■ Labeled region entries ■
□ □ □ □ □ □ □

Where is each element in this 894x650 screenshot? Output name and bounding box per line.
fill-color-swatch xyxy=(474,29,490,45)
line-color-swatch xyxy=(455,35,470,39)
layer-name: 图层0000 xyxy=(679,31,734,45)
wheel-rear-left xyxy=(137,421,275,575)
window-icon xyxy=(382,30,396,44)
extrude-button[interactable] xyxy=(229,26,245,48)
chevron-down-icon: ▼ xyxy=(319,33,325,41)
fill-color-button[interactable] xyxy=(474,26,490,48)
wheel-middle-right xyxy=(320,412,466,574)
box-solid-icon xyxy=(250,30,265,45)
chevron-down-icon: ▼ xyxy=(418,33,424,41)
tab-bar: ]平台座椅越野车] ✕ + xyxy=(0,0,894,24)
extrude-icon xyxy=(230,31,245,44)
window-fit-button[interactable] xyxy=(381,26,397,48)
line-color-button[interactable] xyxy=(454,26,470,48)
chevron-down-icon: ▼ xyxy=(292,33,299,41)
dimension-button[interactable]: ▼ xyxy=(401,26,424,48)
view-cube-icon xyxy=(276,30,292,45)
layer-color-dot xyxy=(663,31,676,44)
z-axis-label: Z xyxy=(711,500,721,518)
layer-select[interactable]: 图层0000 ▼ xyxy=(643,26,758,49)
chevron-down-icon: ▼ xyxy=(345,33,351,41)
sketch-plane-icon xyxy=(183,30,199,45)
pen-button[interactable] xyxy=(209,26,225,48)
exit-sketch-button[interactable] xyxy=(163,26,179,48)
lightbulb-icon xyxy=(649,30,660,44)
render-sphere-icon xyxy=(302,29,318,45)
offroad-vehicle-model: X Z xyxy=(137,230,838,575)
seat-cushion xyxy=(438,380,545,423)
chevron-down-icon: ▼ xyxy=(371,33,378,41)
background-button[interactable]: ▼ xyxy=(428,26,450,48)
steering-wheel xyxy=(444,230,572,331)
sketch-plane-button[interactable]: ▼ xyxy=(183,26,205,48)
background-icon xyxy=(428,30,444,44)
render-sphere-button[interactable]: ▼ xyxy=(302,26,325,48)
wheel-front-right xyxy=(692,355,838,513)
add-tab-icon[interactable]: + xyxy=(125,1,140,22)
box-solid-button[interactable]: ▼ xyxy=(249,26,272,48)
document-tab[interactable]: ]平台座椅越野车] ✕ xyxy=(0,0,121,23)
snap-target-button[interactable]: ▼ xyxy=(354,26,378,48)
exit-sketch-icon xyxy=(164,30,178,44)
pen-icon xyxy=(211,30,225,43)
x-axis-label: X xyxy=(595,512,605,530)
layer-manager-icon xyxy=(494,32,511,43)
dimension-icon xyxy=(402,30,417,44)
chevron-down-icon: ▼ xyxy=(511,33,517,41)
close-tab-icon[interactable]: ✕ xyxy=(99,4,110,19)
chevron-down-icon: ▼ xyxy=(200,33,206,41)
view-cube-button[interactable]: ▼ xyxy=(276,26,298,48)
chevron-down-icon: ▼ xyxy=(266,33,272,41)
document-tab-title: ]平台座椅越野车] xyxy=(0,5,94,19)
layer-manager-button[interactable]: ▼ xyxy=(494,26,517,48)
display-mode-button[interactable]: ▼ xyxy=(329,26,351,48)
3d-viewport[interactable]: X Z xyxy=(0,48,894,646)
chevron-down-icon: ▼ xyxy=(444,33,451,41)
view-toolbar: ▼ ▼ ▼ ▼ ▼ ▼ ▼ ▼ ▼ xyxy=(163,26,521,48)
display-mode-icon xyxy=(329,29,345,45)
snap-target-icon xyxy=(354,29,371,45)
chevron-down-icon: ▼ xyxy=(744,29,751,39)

□ □ □ □ □ □ □

■ Instructions to follow ■
Reproduce verbatim the lines of the labeled region entries, from the first line through the line containing "view-cube-icon xyxy=(276,30,292,45)", including both.

■ The reply ■
Where is each element in this 894x650 screenshot? Output name and bounding box per line.
fill-color-swatch xyxy=(474,29,490,45)
line-color-swatch xyxy=(455,35,470,39)
layer-name: 图层0000 xyxy=(679,31,734,45)
wheel-rear-left xyxy=(137,421,275,575)
window-icon xyxy=(382,30,396,44)
extrude-button[interactable] xyxy=(229,26,245,48)
chevron-down-icon: ▼ xyxy=(319,33,325,41)
fill-color-button[interactable] xyxy=(474,26,490,48)
wheel-middle-right xyxy=(320,412,466,574)
box-solid-icon xyxy=(250,30,265,45)
chevron-down-icon: ▼ xyxy=(418,33,424,41)
tab-bar: ]平台座椅越野车] ✕ + xyxy=(0,0,894,24)
extrude-icon xyxy=(230,31,245,44)
window-fit-button[interactable] xyxy=(381,26,397,48)
line-color-button[interactable] xyxy=(454,26,470,48)
chevron-down-icon: ▼ xyxy=(292,33,299,41)
dimension-button[interactable]: ▼ xyxy=(401,26,424,48)
view-cube-icon xyxy=(276,30,292,45)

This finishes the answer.